#### EXCERPTED DATA

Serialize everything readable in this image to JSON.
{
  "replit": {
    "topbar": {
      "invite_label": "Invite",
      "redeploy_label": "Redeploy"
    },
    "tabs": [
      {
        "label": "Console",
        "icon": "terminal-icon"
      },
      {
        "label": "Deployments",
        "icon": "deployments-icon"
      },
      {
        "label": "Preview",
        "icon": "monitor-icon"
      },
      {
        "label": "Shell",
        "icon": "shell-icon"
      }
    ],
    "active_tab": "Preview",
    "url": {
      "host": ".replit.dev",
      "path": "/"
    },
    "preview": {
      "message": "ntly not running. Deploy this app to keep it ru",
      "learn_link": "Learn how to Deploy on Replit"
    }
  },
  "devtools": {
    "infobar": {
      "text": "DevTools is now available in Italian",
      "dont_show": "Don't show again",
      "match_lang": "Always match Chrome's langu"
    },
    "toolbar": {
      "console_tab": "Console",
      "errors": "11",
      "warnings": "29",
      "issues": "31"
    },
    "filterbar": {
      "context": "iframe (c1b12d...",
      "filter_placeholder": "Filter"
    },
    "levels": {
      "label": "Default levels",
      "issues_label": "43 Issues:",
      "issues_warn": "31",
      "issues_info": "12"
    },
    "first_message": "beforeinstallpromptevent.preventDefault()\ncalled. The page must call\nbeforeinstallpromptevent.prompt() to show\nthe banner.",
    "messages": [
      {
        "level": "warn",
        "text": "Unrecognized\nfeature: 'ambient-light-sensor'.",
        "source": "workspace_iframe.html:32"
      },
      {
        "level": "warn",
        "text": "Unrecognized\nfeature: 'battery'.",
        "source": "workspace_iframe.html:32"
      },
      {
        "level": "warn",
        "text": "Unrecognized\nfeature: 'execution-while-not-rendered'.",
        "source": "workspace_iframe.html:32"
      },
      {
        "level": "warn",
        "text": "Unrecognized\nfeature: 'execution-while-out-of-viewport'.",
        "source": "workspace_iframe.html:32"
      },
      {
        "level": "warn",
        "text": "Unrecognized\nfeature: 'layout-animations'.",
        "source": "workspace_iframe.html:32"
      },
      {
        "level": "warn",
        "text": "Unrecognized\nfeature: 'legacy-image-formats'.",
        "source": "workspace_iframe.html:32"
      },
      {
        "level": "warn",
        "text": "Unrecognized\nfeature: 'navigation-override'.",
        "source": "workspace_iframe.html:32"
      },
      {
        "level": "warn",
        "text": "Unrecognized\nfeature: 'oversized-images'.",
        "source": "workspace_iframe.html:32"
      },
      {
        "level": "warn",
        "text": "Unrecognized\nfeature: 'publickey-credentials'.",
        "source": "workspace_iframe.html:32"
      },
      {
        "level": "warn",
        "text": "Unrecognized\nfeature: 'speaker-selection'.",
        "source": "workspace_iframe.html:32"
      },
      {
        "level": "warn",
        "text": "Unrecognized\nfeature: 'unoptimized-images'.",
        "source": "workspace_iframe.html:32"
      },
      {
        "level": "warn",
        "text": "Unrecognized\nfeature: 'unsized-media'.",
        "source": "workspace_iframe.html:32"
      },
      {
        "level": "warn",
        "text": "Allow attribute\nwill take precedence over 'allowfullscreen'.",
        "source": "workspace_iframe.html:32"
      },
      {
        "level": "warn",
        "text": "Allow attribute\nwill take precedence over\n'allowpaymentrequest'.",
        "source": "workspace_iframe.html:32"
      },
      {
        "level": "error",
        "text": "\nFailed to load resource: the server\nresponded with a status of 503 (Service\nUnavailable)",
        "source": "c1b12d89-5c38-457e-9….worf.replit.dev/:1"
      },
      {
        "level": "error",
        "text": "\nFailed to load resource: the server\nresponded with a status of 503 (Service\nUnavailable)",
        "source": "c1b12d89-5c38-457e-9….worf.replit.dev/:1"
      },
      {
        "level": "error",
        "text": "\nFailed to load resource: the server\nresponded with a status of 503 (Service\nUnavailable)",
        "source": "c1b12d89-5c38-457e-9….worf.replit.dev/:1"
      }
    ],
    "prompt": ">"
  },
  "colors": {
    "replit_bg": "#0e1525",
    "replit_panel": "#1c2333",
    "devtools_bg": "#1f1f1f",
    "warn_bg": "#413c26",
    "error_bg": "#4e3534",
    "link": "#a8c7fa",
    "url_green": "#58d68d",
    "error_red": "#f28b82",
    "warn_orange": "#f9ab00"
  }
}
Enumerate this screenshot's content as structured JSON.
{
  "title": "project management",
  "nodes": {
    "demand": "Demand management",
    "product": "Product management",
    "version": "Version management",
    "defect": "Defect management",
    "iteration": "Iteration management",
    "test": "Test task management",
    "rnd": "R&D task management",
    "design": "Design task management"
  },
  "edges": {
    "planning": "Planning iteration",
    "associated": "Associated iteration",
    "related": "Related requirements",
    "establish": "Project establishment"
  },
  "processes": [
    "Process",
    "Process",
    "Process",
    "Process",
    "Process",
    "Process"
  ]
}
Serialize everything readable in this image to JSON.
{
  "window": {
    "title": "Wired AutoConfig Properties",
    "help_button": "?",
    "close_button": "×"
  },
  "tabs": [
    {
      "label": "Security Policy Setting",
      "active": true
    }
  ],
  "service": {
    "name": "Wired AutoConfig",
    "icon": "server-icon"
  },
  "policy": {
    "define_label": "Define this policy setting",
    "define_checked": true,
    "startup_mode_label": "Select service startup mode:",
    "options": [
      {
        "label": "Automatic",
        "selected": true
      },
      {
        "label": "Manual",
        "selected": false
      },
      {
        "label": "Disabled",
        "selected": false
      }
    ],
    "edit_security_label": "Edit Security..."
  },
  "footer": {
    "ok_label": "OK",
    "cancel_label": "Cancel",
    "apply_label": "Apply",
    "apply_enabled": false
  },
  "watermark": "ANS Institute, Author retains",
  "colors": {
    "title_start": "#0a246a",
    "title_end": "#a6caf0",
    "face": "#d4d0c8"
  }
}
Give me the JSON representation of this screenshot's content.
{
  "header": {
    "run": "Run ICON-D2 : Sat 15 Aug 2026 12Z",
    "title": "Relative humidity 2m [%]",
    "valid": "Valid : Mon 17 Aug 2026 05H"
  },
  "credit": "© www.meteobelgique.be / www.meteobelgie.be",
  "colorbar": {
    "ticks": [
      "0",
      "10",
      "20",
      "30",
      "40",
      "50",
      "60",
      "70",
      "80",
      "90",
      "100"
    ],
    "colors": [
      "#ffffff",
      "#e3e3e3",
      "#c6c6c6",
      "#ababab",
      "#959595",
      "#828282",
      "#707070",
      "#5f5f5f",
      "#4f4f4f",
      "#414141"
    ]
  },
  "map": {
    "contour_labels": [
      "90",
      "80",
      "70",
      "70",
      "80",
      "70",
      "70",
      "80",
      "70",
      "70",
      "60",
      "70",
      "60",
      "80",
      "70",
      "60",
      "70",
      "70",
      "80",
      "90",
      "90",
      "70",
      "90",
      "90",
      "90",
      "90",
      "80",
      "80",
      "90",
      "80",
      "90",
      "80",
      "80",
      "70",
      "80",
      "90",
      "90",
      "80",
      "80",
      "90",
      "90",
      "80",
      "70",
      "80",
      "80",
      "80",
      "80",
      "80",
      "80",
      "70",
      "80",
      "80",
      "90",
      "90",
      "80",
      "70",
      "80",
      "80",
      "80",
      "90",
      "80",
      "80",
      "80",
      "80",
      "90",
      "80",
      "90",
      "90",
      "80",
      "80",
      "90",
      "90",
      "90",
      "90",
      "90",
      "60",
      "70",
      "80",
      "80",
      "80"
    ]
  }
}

########

Select every line where the word "precedence" occurs.

#### [SOLVED PROBLEM]
        "text": "Allow attribute\nwill take precedence over 'allowfullscreen'.",
        "text": "Allow attribute\nwill take precedence over\n'allowpaymentrequest'.",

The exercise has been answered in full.